Your task: Write out every line of the material below word for word, without changing anything.

Element location data
====
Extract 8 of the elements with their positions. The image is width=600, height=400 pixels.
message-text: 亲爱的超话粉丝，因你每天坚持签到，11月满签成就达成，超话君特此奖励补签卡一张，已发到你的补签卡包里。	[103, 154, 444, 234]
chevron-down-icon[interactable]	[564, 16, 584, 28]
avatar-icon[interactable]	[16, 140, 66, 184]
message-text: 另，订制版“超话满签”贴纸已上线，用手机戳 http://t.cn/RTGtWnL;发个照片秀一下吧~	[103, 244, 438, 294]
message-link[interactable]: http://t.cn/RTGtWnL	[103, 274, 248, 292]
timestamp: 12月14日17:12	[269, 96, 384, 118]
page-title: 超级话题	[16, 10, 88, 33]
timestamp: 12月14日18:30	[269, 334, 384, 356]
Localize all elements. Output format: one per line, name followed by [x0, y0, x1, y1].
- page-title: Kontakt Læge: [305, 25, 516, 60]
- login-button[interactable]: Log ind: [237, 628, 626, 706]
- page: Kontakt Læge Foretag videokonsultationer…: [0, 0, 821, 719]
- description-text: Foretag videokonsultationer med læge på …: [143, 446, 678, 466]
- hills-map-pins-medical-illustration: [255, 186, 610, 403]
====
Solution:
Extract 8 of the elements with their positions. The image is width=600, height=400 pixels.
message-text: 亲爱的超话粉丝，因你每天坚持签到，11月满签成就达成，超话君特此奖励补签卡一张，已发到你的补签卡包里。	[103, 154, 444, 234]
chevron-down-icon[interactable]	[564, 16, 584, 28]
avatar-icon[interactable]	[16, 140, 66, 184]
message-text: 另，订制版“超话满签”贴纸已上线，用手机戳 http://t.cn/RTGtWnL;发个照片秀一下吧~	[103, 244, 438, 294]
message-link[interactable]: http://t.cn/RTGtWnL	[103, 274, 248, 292]
timestamp: 12月14日17:12	[269, 96, 384, 118]
page-title: 超级话题	[16, 10, 88, 33]
timestamp: 12月14日18:30	[269, 334, 384, 356]
Localize all elements. Output format: one per line, name followed by [x0, y0, x1, y1].
- page-title: Kontakt Læge: [305, 25, 516, 60]
- login-button[interactable]: Log ind: [237, 628, 626, 706]
- page: Kontakt Læge Foretag videokonsultationer…: [0, 0, 821, 719]
- description-text: Foretag videokonsultationer med læge på …: [143, 446, 678, 466]
- hills-map-pins-medical-illustration: [255, 186, 610, 403]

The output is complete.